**PROBLEM REQUIREMENTS**
Your task is to transcribe, word for word, the line containing "Serialize everything readable" and all lines that follow it to the end of the entries. Leave out the pictures.

**EXERCISE MATERIAL**

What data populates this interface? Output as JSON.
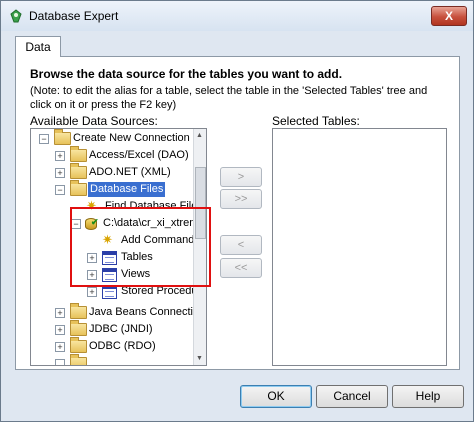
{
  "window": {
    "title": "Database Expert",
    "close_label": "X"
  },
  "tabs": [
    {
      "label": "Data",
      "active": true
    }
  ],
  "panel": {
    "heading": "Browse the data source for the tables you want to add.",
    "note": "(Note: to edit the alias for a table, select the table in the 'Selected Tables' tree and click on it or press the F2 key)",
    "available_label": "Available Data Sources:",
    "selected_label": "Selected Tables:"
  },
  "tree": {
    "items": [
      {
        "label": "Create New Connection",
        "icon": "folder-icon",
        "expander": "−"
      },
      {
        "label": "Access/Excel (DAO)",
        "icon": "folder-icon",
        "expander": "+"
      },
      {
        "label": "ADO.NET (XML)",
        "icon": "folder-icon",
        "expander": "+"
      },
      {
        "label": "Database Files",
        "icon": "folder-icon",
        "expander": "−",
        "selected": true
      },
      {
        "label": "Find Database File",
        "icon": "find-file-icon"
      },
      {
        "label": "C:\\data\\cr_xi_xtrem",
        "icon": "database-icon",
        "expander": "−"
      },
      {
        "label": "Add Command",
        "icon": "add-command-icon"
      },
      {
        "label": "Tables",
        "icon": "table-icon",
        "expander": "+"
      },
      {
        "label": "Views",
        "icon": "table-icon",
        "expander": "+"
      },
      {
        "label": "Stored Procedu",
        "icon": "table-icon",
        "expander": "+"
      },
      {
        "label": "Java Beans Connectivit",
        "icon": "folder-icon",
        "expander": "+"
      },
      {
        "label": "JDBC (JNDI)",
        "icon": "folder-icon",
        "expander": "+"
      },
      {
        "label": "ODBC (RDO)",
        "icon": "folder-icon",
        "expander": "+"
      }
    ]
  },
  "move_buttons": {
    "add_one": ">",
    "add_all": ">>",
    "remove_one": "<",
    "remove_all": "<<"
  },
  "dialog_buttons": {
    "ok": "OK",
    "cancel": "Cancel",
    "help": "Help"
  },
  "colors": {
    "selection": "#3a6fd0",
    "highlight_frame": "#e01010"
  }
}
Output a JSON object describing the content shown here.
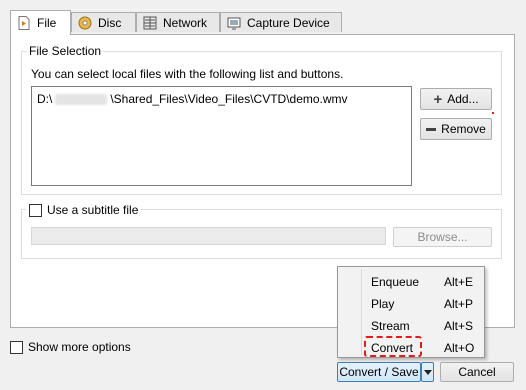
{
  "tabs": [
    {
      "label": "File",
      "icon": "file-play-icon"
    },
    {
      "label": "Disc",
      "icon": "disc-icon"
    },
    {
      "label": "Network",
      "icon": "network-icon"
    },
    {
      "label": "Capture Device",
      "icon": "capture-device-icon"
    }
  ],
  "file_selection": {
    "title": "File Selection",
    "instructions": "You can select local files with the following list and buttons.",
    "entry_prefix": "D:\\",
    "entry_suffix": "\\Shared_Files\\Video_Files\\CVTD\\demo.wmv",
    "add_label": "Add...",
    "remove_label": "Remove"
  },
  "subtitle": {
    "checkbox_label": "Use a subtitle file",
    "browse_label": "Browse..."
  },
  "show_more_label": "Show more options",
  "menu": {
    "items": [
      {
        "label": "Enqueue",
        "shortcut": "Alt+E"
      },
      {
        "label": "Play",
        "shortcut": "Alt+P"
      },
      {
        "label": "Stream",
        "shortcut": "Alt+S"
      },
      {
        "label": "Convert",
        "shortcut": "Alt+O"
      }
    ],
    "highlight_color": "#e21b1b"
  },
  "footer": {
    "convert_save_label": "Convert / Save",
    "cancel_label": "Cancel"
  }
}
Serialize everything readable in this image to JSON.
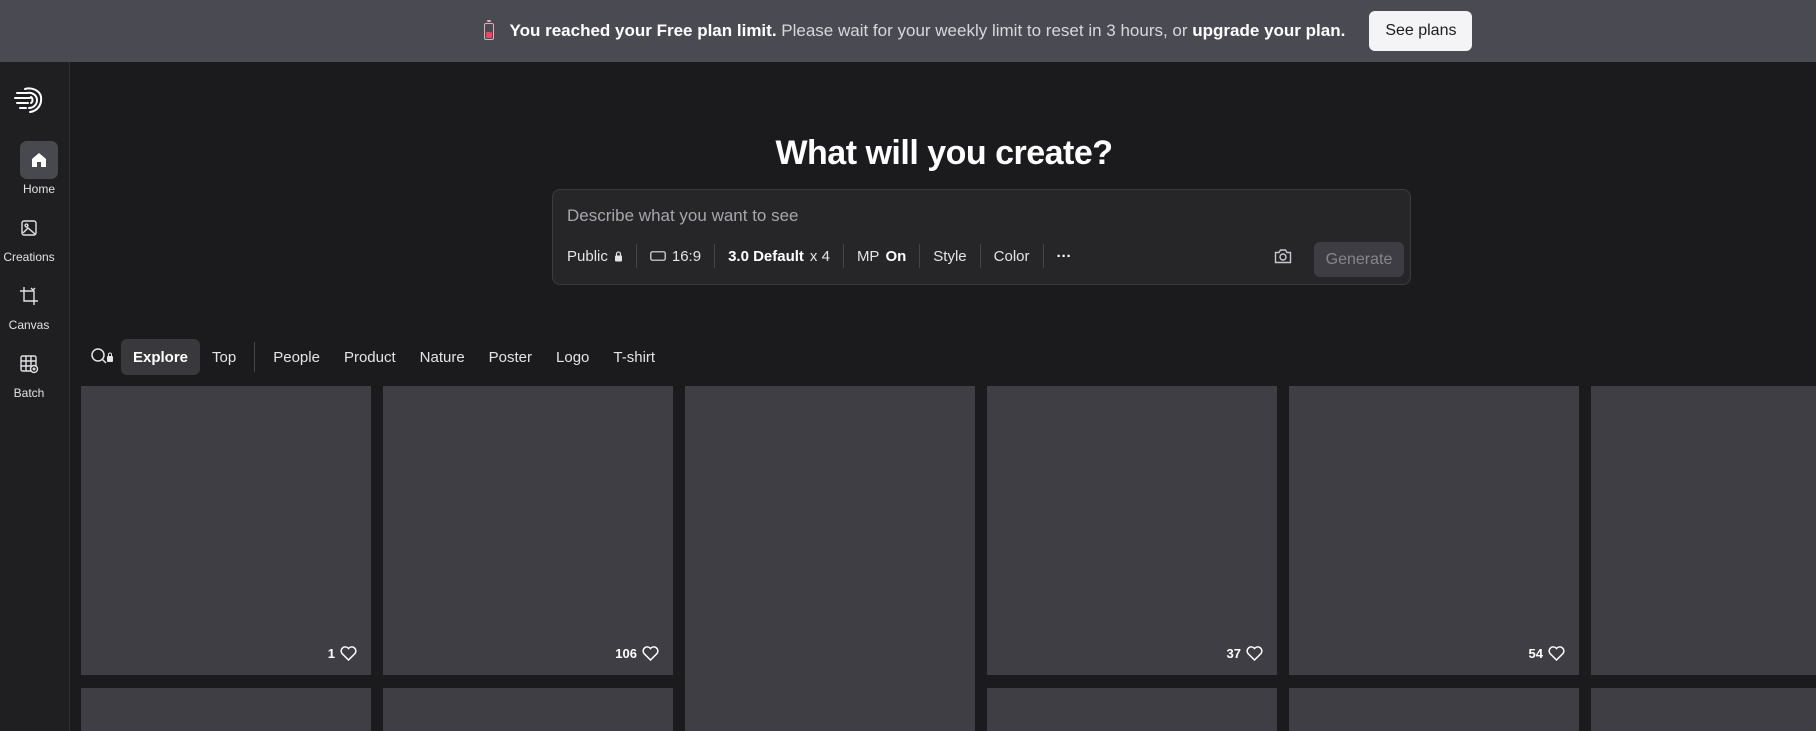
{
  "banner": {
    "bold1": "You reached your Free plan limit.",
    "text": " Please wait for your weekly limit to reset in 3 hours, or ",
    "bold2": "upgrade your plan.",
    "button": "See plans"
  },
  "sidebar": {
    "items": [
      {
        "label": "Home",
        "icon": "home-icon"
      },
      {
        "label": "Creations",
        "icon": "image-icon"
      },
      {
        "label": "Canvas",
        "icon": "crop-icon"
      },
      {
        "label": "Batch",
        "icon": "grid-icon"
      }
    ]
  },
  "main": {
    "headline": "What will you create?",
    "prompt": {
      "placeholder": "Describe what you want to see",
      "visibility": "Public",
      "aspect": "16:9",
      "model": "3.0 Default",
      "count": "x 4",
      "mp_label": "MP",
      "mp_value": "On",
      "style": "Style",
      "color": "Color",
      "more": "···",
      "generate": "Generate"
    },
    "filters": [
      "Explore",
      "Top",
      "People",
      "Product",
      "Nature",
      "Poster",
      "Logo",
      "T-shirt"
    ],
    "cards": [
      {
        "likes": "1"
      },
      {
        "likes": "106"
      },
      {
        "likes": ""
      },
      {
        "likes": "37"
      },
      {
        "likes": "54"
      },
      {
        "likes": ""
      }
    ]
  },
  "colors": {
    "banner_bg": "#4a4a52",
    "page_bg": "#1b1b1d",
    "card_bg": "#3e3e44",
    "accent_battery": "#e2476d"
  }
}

**SOLUTION FOR THIS TASK**
Serialize everything readable in this image to JSON.
{
  "banner": {
    "bold1": "You reached your Free plan limit.",
    "text": " Please wait for your weekly limit to reset in 3 hours, or ",
    "bold2": "upgrade your plan.",
    "button": "See plans"
  },
  "sidebar": {
    "items": [
      {
        "label": "Home",
        "icon": "home-icon"
      },
      {
        "label": "Creations",
        "icon": "image-icon"
      },
      {
        "label": "Canvas",
        "icon": "crop-icon"
      },
      {
        "label": "Batch",
        "icon": "grid-icon"
      }
    ]
  },
  "main": {
    "headline": "What will you create?",
    "prompt": {
      "placeholder": "Describe what you want to see",
      "visibility": "Public",
      "aspect": "16:9",
      "model": "3.0 Default",
      "count": "x 4",
      "mp_label": "MP",
      "mp_value": "On",
      "style": "Style",
      "color": "Color",
      "more": "···",
      "generate": "Generate"
    },
    "filters": [
      "Explore",
      "Top",
      "People",
      "Product",
      "Nature",
      "Poster",
      "Logo",
      "T-shirt"
    ],
    "cards": [
      {
        "likes": "1"
      },
      {
        "likes": "106"
      },
      {
        "likes": ""
      },
      {
        "likes": "37"
      },
      {
        "likes": "54"
      },
      {
        "likes": ""
      }
    ]
  },
  "colors": {
    "banner_bg": "#4a4a52",
    "page_bg": "#1b1b1d",
    "card_bg": "#3e3e44",
    "accent_battery": "#e2476d"
  }
}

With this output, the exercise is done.